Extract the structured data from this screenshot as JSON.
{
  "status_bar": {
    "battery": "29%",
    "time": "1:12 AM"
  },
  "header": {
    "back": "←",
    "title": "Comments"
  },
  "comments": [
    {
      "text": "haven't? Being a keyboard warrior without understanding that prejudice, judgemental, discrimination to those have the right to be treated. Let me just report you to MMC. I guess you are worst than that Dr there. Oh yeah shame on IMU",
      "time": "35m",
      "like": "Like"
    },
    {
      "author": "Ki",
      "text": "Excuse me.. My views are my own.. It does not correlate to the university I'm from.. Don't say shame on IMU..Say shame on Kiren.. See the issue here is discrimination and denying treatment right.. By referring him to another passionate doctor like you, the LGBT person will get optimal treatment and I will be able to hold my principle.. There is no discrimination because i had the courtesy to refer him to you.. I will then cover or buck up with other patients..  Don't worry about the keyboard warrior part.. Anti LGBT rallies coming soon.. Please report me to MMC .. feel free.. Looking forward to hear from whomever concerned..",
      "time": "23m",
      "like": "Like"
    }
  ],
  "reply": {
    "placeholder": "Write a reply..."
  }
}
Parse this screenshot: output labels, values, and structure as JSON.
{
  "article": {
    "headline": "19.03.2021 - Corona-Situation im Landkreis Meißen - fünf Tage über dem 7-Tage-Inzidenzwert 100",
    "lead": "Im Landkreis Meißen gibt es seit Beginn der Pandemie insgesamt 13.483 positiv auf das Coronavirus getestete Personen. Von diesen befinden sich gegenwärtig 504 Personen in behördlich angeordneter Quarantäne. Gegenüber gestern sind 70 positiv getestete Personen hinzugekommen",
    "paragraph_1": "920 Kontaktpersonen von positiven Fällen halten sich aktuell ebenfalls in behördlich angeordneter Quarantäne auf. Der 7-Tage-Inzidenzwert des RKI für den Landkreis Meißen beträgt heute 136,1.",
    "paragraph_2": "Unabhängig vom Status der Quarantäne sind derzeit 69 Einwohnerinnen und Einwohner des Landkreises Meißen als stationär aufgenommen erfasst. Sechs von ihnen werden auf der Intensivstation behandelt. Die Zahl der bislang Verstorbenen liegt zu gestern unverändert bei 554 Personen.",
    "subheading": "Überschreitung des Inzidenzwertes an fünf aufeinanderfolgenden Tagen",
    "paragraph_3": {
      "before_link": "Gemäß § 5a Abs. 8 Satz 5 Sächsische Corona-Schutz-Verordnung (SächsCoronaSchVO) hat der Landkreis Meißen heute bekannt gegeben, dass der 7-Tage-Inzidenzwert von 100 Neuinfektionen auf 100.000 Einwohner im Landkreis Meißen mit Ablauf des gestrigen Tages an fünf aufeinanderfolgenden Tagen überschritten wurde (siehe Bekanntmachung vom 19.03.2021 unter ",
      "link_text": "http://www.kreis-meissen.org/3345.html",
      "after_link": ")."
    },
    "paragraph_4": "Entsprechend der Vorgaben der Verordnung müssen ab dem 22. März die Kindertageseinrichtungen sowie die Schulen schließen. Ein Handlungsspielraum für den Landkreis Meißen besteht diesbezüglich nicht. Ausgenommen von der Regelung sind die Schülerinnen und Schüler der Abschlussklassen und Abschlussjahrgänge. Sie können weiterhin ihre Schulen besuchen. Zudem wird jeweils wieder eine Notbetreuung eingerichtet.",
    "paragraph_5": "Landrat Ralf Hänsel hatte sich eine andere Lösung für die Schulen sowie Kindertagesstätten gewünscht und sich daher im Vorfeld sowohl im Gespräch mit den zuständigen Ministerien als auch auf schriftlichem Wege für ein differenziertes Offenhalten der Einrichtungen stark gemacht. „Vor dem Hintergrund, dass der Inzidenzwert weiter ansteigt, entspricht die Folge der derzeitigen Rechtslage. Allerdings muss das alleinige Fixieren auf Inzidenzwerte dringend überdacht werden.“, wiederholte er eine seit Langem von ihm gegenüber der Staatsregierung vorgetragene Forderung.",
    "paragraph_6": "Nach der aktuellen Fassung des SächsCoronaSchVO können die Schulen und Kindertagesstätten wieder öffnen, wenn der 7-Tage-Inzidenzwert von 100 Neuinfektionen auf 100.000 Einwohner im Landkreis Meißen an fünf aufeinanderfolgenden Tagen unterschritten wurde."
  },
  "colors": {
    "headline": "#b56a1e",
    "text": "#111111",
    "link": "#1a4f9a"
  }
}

--- TASK DESCRIPTION ---
From top to bottom, please output the material exactly.

--- ANSWER FOR THIS EXERCISE ---
Extract the structured data from this screenshot as JSON.
{
  "status_bar": {
    "battery": "29%",
    "time": "1:12 AM"
  },
  "header": {
    "back": "←",
    "title": "Comments"
  },
  "comments": [
    {
      "text": "haven't? Being a keyboard warrior without understanding that prejudice, judgemental, discrimination to those have the right to be treated. Let me just report you to MMC. I guess you are worst than that Dr there. Oh yeah shame on IMU",
      "time": "35m",
      "like": "Like"
    },
    {
      "author": "Ki",
      "text": "Excuse me.. My views are my own.. It does not correlate to the university I'm from.. Don't say shame on IMU..Say shame on Kiren.. See the issue here is discrimination and denying treatment right.. By referring him to another passionate doctor like you, the LGBT person will get optimal treatment and I will be able to hold my principle.. There is no discrimination because i had the courtesy to refer him to you.. I will then cover or buck up with other patients..  Don't worry about the keyboard warrior part.. Anti LGBT rallies coming soon.. Please report me to MMC .. feel free.. Looking forward to hear from whomever concerned..",
      "time": "23m",
      "like": "Like"
    }
  ],
  "reply": {
    "placeholder": "Write a reply..."
  }
}
Parse this screenshot: output labels, values, and structure as JSON.
{
  "article": {
    "headline": "19.03.2021 - Corona-Situation im Landkreis Meißen - fünf Tage über dem 7-Tage-Inzidenzwert 100",
    "lead": "Im Landkreis Meißen gibt es seit Beginn der Pandemie insgesamt 13.483 positiv auf das Coronavirus getestete Personen. Von diesen befinden sich gegenwärtig 504 Personen in behördlich angeordneter Quarantäne. Gegenüber gestern sind 70 positiv getestete Personen hinzugekommen",
    "paragraph_1": "920 Kontaktpersonen von positiven Fällen halten sich aktuell ebenfalls in behördlich angeordneter Quarantäne auf. Der 7-Tage-Inzidenzwert des RKI für den Landkreis Meißen beträgt heute 136,1.",
    "paragraph_2": "Unabhängig vom Status der Quarantäne sind derzeit 69 Einwohnerinnen und Einwohner des Landkreises Meißen als stationär aufgenommen erfasst. Sechs von ihnen werden auf der Intensivstation behandelt. Die Zahl der bislang Verstorbenen liegt zu gestern unverändert bei 554 Personen.",
    "subheading": "Überschreitung des Inzidenzwertes an fünf aufeinanderfolgenden Tagen",
    "paragraph_3": {
      "before_link": "Gemäß § 5a Abs. 8 Satz 5 Sächsische Corona-Schutz-Verordnung (SächsCoronaSchVO) hat der Landkreis Meißen heute bekannt gegeben, dass der 7-Tage-Inzidenzwert von 100 Neuinfektionen auf 100.000 Einwohner im Landkreis Meißen mit Ablauf des gestrigen Tages an fünf aufeinanderfolgenden Tagen überschritten wurde (siehe Bekanntmachung vom 19.03.2021 unter ",
      "link_text": "http://www.kreis-meissen.org/3345.html",
      "after_link": ")."
    },
    "paragraph_4": "Entsprechend der Vorgaben der Verordnung müssen ab dem 22. März die Kindertageseinrichtungen sowie die Schulen schließen. Ein Handlungsspielraum für den Landkreis Meißen besteht diesbezüglich nicht. Ausgenommen von der Regelung sind die Schülerinnen und Schüler der Abschlussklassen und Abschlussjahrgänge. Sie können weiterhin ihre Schulen besuchen. Zudem wird jeweils wieder eine Notbetreuung eingerichtet.",
    "paragraph_5": "Landrat Ralf Hänsel hatte sich eine andere Lösung für die Schulen sowie Kindertagesstätten gewünscht und sich daher im Vorfeld sowohl im Gespräch mit den zuständigen Ministerien als auch auf schriftlichem Wege für ein differenziertes Offenhalten der Einrichtungen stark gemacht. „Vor dem Hintergrund, dass der Inzidenzwert weiter ansteigt, entspricht die Folge der derzeitigen Rechtslage. Allerdings muss das alleinige Fixieren auf Inzidenzwerte dringend überdacht werden.“, wiederholte er eine seit Langem von ihm gegenüber der Staatsregierung vorgetragene Forderung.",
    "paragraph_6": "Nach der aktuellen Fassung des SächsCoronaSchVO können die Schulen und Kindertagesstätten wieder öffnen, wenn der 7-Tage-Inzidenzwert von 100 Neuinfektionen auf 100.000 Einwohner im Landkreis Meißen an fünf aufeinanderfolgenden Tagen unterschritten wurde."
  },
  "colors": {
    "headline": "#b56a1e",
    "text": "#111111",
    "link": "#1a4f9a"
  }
}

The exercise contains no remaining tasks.